**** Record list ****
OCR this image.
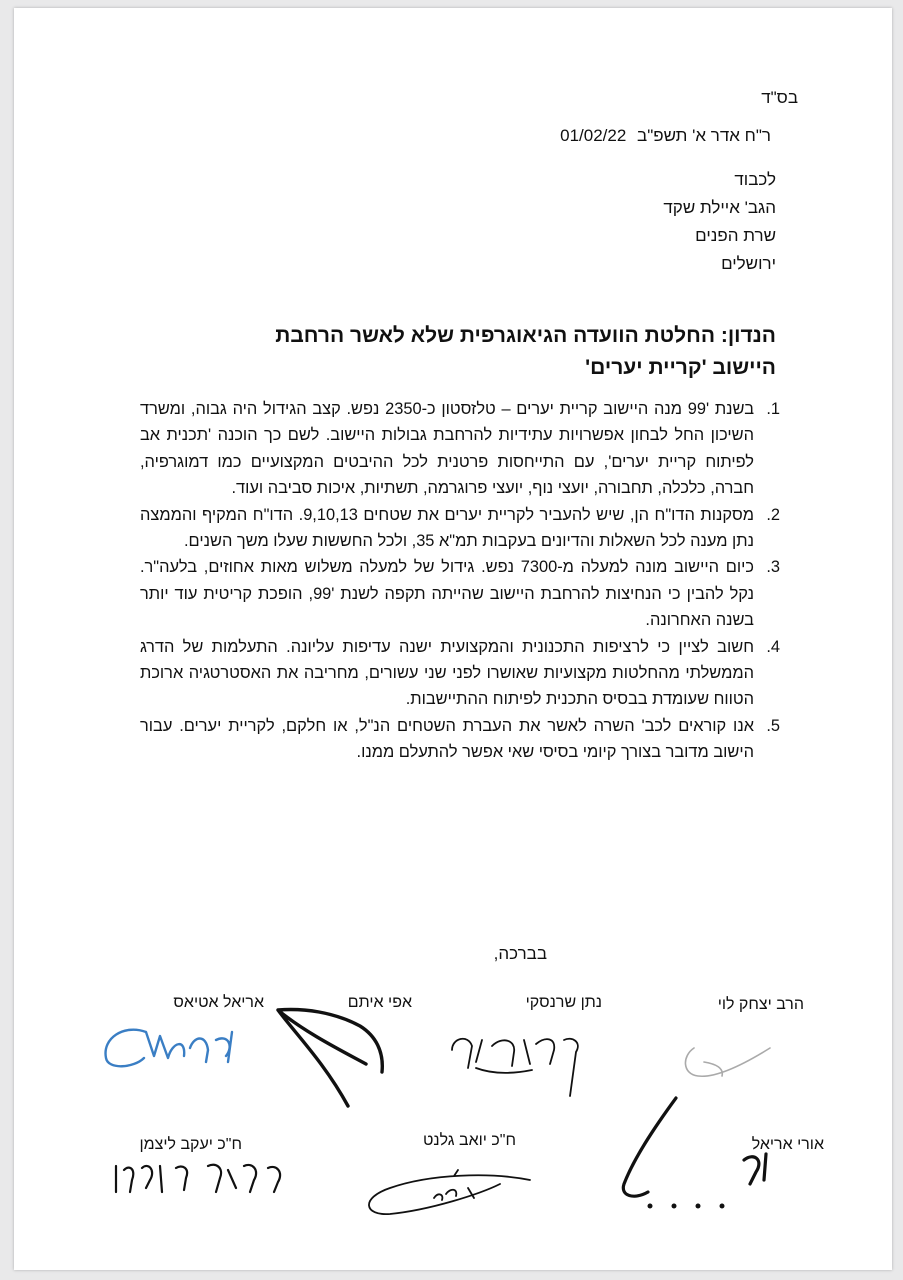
בס"ד
01/02/22 ר"ח אדר א' תשפ"ב
לכבוד
הגב' איילת שקד
שרת הפנים
ירושלים
הנדון: החלטת הוועדה הגיאוגרפית שלא לאשר הרחבת
היישוב 'קריית יערים'
1.
בשנת '99 מנה היישוב קריית יערים – טלזסטון כ-2350 נפש. קצב הגידול היה גבוה, ומשרד השיכון החל לבחון אפשרויות עתידיות להרחבת גבולות היישוב. לשם כך הוכנה 'תכנית אב לפיתוח קריית יערים', עם התייחסות פרטנית לכל ההיבטים המקצועיים כמו דמוגרפיה, חברה, כלכלה, תחבורה, יועצי נוף, יועצי פרוגרמה, תשתיות, איכות סביבה ועוד.
2.
מסקנות הדו"ח הן, שיש להעביר לקריית יערים את שטחים 9,10,13. הדו"ח המקיף והממצה נתן מענה לכל השאלות והדיונים בעקבות תמ"א 35, ולכל החששות שעלו משך השנים.
3.
כיום היישוב מונה למעלה מ-7300 נפש. גידול של למעלה משלוש מאות אחוזים, בלעה"ר. נקל להבין כי הנחיצות להרחבת היישוב שהייתה תקפה לשנת '99, הופכת קריטית עוד יותר בשנה האחרונה.
4.
חשוב לציין כי לרציפות התכנונית והמקצועית ישנה עדיפות עליונה. התעלמות של הדרג הממשלתי מהחלטות מקצועיות שאושרו לפני שני עשורים, מחריבה את האסטרטגיה ארוכת הטווח שעומדת בבסיס התכנית לפיתוח ההתיישבות.
5.
אנו קוראים לכב' השרה לאשר את העברת השטחים הנ"ל, או חלקם, לקריית יערים. עבור הישוב מדובר בצורך קיומי בסיסי שאי אפשר להתעלם ממנו.
בברכה,
הרב יצחק לוי
נתן שרנסקי
אפי איתם
אריאל אטיאס
אורי אריאל
ח"כ יואב גלנט
ח"כ יעקב ליצמן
****
• What is expected:
Copy each line above precisely, dropping the pictures.

• Response to the exercise:
OCR this image.
בס"ד
01/02/22 ר"ח אדר א' תשפ"ב
לכבוד
הגב' איילת שקד
שרת הפנים
ירושלים
הנדון: החלטת הוועדה הגיאוגרפית שלא לאשר הרחבת
היישוב 'קריית יערים'
1.
בשנת '99 מנה היישוב קריית יערים – טלזסטון כ-2350 נפש. קצב הגידול היה גבוה, ומשרד השיכון החל לבחון אפשרויות עתידיות להרחבת גבולות היישוב. לשם כך הוכנה 'תכנית אב לפיתוח קריית יערים', עם התייחסות פרטנית לכל ההיבטים המקצועיים כמו דמוגרפיה, חברה, כלכלה, תחבורה, יועצי נוף, יועצי פרוגרמה, תשתיות, איכות סביבה ועוד.
2.
מסקנות הדו"ח הן, שיש להעביר לקריית יערים את שטחים 9,10,13. הדו"ח המקיף והממצה נתן מענה לכל השאלות והדיונים בעקבות תמ"א 35, ולכל החששות שעלו משך השנים.
3.
כיום היישוב מונה למעלה מ-7300 נפש. גידול של למעלה משלוש מאות אחוזים, בלעה"ר. נקל להבין כי הנחיצות להרחבת היישוב שהייתה תקפה לשנת '99, הופכת קריטית עוד יותר בשנה האחרונה.
4.
חשוב לציין כי לרציפות התכנונית והמקצועית ישנה עדיפות עליונה. התעלמות של הדרג הממשלתי מהחלטות מקצועיות שאושרו לפני שני עשורים, מחריבה את האסטרטגיה ארוכת הטווח שעומדת בבסיס התכנית לפיתוח ההתיישבות.
5.
אנו קוראים לכב' השרה לאשר את העברת השטחים הנ"ל, או חלקם, לקריית יערים. עבור הישוב מדובר בצורך קיומי בסיסי שאי אפשר להתעלם ממנו.
בברכה,
הרב יצחק לוי
נתן שרנסקי
אפי איתם
אריאל אטיאס
אורי אריאל
ח"כ יואב גלנט
ח"כ יעקב ליצמן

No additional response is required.